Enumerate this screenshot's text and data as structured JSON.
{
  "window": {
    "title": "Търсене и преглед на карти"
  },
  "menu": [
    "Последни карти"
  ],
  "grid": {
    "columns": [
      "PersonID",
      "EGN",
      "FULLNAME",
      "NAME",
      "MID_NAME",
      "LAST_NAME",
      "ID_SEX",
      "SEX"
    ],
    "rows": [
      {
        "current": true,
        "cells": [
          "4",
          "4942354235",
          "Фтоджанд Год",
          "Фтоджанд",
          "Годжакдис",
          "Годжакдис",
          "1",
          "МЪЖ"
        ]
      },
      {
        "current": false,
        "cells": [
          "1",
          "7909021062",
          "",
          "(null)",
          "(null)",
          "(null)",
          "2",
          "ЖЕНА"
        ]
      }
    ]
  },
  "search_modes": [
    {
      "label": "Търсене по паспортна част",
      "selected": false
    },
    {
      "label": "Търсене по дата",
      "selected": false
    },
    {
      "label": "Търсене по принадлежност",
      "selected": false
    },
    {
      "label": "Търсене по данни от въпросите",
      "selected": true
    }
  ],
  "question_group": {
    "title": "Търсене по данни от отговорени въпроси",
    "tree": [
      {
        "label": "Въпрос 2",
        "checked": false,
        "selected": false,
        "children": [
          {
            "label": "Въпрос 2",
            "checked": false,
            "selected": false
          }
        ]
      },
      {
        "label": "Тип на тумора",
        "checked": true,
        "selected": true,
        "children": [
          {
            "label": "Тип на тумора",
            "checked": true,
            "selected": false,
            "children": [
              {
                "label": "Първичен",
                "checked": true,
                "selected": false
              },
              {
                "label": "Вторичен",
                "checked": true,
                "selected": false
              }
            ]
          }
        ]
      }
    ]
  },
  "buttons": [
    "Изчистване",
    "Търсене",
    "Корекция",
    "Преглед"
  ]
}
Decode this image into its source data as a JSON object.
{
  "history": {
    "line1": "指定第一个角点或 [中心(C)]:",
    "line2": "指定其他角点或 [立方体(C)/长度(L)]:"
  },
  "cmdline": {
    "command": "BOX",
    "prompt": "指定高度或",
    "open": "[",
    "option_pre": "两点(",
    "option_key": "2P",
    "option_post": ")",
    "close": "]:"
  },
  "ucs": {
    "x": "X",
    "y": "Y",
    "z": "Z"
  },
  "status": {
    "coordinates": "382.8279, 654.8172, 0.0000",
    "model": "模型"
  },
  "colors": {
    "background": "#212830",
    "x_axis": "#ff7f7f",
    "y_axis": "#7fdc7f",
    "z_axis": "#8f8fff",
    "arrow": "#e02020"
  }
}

··········

◆ Instructions to follow: Go through the entries above and pull out each line with "title" in it.

◆ Written reply:
    "title": "Търсене и преглед на карти"
    "title": "Търсене по данни от отговорени въпроси",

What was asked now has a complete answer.